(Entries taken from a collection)
□ □ □
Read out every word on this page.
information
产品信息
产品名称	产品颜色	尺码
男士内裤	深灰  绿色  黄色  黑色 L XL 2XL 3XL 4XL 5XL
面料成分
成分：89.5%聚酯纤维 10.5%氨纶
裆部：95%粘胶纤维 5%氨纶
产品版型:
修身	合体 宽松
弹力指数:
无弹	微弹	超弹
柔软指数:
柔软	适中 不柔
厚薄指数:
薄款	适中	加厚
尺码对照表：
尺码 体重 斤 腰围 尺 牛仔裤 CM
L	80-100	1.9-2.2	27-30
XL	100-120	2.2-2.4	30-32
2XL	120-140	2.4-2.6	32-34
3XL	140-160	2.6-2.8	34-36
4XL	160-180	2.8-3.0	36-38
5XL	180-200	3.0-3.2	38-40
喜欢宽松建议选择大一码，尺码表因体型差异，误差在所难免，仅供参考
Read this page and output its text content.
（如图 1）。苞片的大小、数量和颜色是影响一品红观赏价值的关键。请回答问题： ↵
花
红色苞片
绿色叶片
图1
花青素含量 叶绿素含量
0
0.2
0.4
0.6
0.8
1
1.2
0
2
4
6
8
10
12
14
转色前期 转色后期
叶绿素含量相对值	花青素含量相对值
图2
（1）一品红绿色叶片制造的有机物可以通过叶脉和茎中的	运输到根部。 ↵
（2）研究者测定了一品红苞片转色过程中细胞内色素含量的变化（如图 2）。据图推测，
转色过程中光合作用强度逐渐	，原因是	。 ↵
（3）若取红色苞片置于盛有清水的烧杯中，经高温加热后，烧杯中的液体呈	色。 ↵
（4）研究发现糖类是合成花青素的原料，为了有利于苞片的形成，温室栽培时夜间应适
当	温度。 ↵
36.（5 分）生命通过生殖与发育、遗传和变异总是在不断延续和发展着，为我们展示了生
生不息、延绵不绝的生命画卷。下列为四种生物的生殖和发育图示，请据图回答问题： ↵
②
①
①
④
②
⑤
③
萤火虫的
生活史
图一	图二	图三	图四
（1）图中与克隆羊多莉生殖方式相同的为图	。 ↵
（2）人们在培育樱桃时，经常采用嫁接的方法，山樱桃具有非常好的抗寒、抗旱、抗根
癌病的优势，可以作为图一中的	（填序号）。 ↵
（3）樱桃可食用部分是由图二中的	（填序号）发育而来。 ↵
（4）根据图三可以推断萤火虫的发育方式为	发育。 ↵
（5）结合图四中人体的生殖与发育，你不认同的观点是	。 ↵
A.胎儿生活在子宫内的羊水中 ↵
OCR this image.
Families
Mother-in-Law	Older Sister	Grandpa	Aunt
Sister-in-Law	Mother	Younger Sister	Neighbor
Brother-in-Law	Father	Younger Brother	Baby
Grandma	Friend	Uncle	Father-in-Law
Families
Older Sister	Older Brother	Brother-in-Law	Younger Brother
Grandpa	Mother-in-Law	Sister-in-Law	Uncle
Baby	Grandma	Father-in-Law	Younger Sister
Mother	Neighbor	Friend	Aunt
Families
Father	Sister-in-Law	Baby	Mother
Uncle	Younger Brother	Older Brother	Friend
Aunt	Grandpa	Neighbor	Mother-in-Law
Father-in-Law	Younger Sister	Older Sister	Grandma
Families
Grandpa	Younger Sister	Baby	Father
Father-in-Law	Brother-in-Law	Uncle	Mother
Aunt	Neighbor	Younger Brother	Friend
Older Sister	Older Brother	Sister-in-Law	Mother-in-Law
□ □ □
- WHAT TO WORK ON
Return all the data exactly as given.

- RESPONSE
Read out every word on this page.
information
产品信息
产品名称	产品颜色	尺码
男士内裤	深灰  绿色  黄色  黑色 L XL 2XL 3XL 4XL 5XL
面料成分
成分：89.5%聚酯纤维 10.5%氨纶
裆部：95%粘胶纤维 5%氨纶
产品版型:
修身	合体 宽松
弹力指数:
无弹	微弹	超弹
柔软指数:
柔软	适中 不柔
厚薄指数:
薄款	适中	加厚
尺码对照表：
尺码 体重 斤 腰围 尺 牛仔裤 CM
L	80-100	1.9-2.2	27-30
XL	100-120	2.2-2.4	30-32
2XL	120-140	2.4-2.6	32-34
3XL	140-160	2.6-2.8	34-36
4XL	160-180	2.8-3.0	36-38
5XL	180-200	3.0-3.2	38-40
喜欢宽松建议选择大一码，尺码表因体型差异，误差在所难免，仅供参考
Read this page and output its text content.
（如图 1）。苞片的大小、数量和颜色是影响一品红观赏价值的关键。请回答问题： ↵
花
红色苞片
绿色叶片
图1
花青素含量 叶绿素含量
0
0.2
0.4
0.6
0.8
1
1.2
0
2
4
6
8
10
12
14
转色前期 转色后期
叶绿素含量相对值	花青素含量相对值
图2
（1）一品红绿色叶片制造的有机物可以通过叶脉和茎中的	运输到根部。 ↵
（2）研究者测定了一品红苞片转色过程中细胞内色素含量的变化（如图 2）。据图推测，
转色过程中光合作用强度逐渐	，原因是	。 ↵
（3）若取红色苞片置于盛有清水的烧杯中，经高温加热后，烧杯中的液体呈	色。 ↵
（4）研究发现糖类是合成花青素的原料，为了有利于苞片的形成，温室栽培时夜间应适
当	温度。 ↵
36.（5 分）生命通过生殖与发育、遗传和变异总是在不断延续和发展着，为我们展示了生
生不息、延绵不绝的生命画卷。下列为四种生物的生殖和发育图示，请据图回答问题： ↵
②
①
①
④
②
⑤
③
萤火虫的
生活史
图一	图二	图三	图四
（1）图中与克隆羊多莉生殖方式相同的为图	。 ↵
（2）人们在培育樱桃时，经常采用嫁接的方法，山樱桃具有非常好的抗寒、抗旱、抗根
癌病的优势，可以作为图一中的	（填序号）。 ↵
（3）樱桃可食用部分是由图二中的	（填序号）发育而来。 ↵
（4）根据图三可以推断萤火虫的发育方式为	发育。 ↵
（5）结合图四中人体的生殖与发育，你不认同的观点是	。 ↵
A.胎儿生活在子宫内的羊水中 ↵
OCR this image.
Families
Mother-in-Law	Older Sister	Grandpa	Aunt
Sister-in-Law	Mother	Younger Sister	Neighbor
Brother-in-Law	Father	Younger Brother	Baby
Grandma	Friend	Uncle	Father-in-Law
Families
Older Sister	Older Brother	Brother-in-Law	Younger Brother
Grandpa	Mother-in-Law	Sister-in-Law	Uncle
Baby	Grandma	Father-in-Law	Younger Sister
Mother	Neighbor	Friend	Aunt
Families
Father	Sister-in-Law	Baby	Mother
Uncle	Younger Brother	Older Brother	Friend
Aunt	Grandpa	Neighbor	Mother-in-Law
Father-in-Law	Younger Sister	Older Sister	Grandma
Families
Grandpa	Younger Sister	Baby	Father
Father-in-Law	Brother-in-Law	Uncle	Mother
Aunt	Neighbor	Younger Brother	Friend
Older Sister	Older Brother	Sister-in-Law	Mother-in-Law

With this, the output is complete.